> _GOAL OF THE EXERCISE_
Return each line containing the string "dépanneur".

━━ INFORMATION GIVEN ━━

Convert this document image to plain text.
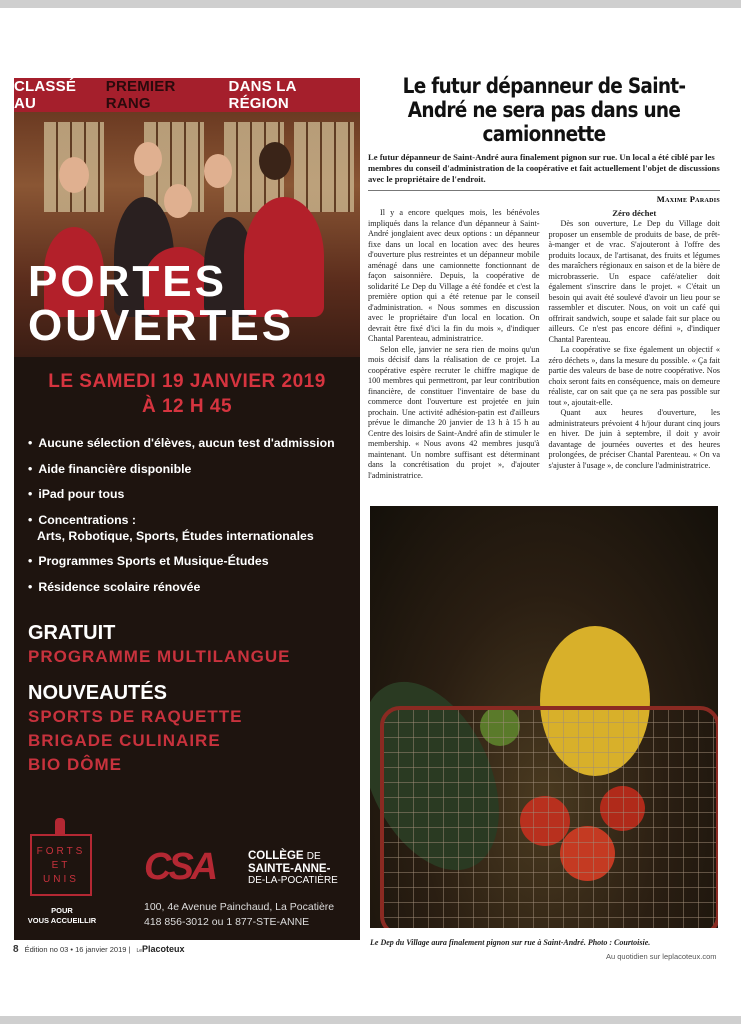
CLASSÉ AU

PREMIER RANG

DANS LA RÉGION
PORTES
OUVERTES
LE SAMEDI 19 JANVIER 2019
À 12 H 45
• Aucune sélection d'élèves, aucun test d'admission
• Aide financière disponible
• iPad pour tous
• Concentrations :
Arts, Robotique, Sports, Études internationales
• Programmes Sports et Musique-Études
• Résidence scolaire rénovée
GRATUIT
PROGRAMME MULTILANGUE
NOUVEAUTÉS
SPORTS DE RAQUETTE
BRIGADE CULINAIRE
BIO DÔME
FORTS
ET
UNIS
POUR
VOUS ACCUEILLIR
CSA	COLLÈGE DE
SAINTE-ANNE-
DE-LA-POCATIÈRE
100, 4e Avenue Painchaud, La Pocatière
418 856-3012 ou 1 877-STE-ANNE
Le futur dépanneur de Saint-André ne sera pas dans une camionnette
Le futur dépanneur de Saint-André aura finalement pignon sur rue. Un local a été ciblé par les membres du conseil d'administration de la coopérative et fait actuellement l'objet de discussions avec le propriétaire de l'endroit.
Maxime Paradis

Il y a encore quelques mois, les bénévoles impliqués dans la relance d'un dépanneur à Saint-André jonglaient avec deux options : un dépanneur fixe dans un local en location avec des heures d'ouverture plus restreintes et un dépanneur mobile aménagé dans une camionnette fonctionnant de façon saisonnière. Depuis, la coopérative de solidarité Le Dep du Village a été fondée et c'est la première option qui a été retenue par le conseil d'administration. « Nous sommes en discussion avec le propriétaire d'un local en location. On devrait être fixé d'ici la fin du mois », d'indiquer Chantal Parenteau, administratrice.

Selon elle, janvier ne sera rien de moins qu'un mois décisif dans la réalisation de ce projet. La coopérative espère recruter le chiffre magique de 100 membres qui permettront, par leur contribution financière, de constituer l'inventaire de base du commerce dont l'ouverture est projetée en juin prochain. Une activité adhésion-patin est d'ailleurs prévue le dimanche 20 janvier de 13 h à 15 h au Centre des loisirs de Saint-André afin de stimuler le membership. « Nous avons 42 membres jusqu'à maintenant. Un nombre suffisant est déterminant dans la concrétisation du projet », d'ajouter l'administratrice.

Zéro déchet

Dès son ouverture, Le Dep du Village doit proposer un ensemble de produits de base, de prêt-à-manger et de vrac. S'ajouteront à l'offre des produits locaux, de l'artisanat, des fruits et légumes des maraîchers régionaux en saison et de la bière de microbrasserie. Un espace café/atelier doit également s'inscrire dans le projet. « C'était un besoin qui avait été soulevé d'avoir un lieu pour se rassembler et discuter. Nous, on voit un café qui offrirait sandwich, soupe et salade fait sur place ou ailleurs. Ce n'est pas encore défini », d'indiquer Chantal Parenteau.

La coopérative se fixe également un objectif « zéro déchets », dans la mesure du possible. « Ça fait partie des valeurs de base de notre coopérative. Nos choix seront faits en conséquence, mais on demeure réaliste, car on sait que ça ne sera pas possible sur tout », ajoutait-elle.

Quant aux heures d'ouverture, les administrateurs prévoient 4 h/jour durant cinq jours en hiver. De juin à septembre, il doit y avoir davantage de journées ouvertes et des heures prolongées, de préciser Chantal Parenteau. « On va s'ajuster à l'usage », de conclure l'administratrice.

Le Dep du Village aura finalement pignon sur rue à Saint-André. Photo : Courtoisie.
Au quotidien sur leplacoteux.com
8 Édition no 03 • 16 janvier 2019 | LePlacoteux
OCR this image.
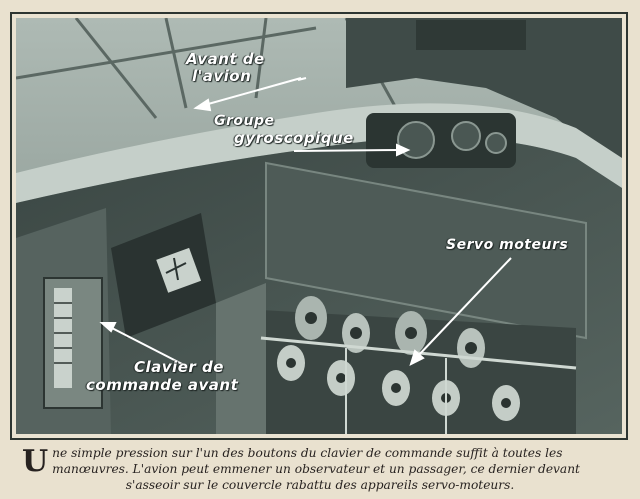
Avant de
l'avion
Groupe
gyroscopique
Servo moteurs
Clavier de
commande avant
U ne simple pression sur l'un des boutons du clavier de commande suffit à toutes les
manœuvres. L'avion peut emmener un observateur et un passager, ce dernier devant
s'asseoir sur le couvercle rabattu des appareils servo-moteurs.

━━━

> _SOLUTION FOR THIS EXERCISE_
Le futur dépanneur de Saint-André ne sera pas dans une camionnette
Le futur dépanneur de Saint-André aura finalement pignon sur rue. Un local a été ciblé par les membres du conseil d'administration de la coopérative et fait actuellement l'objet de discussions avec le propriétaire de l'endroit.
Il y a encore quelques mois, les bénévoles impliqués dans la relance d'un dépanneur à Saint-André jonglaient avec deux options : un dépanneur fixe dans un local en location avec des heures d'ouverture plus restreintes et un dépanneur mobile aménagé dans une camionnette fonctionnant de façon saisonnière. Depuis, la coopérative de solidarité Le Dep du Village a été fondée et c'est la première option qui a été retenue par le conseil d'administration. « Nous sommes en discussion avec le propriétaire d'un local en location. On devrait être fixé d'ici la fin du mois », d'indiquer Chantal Parenteau, administratrice.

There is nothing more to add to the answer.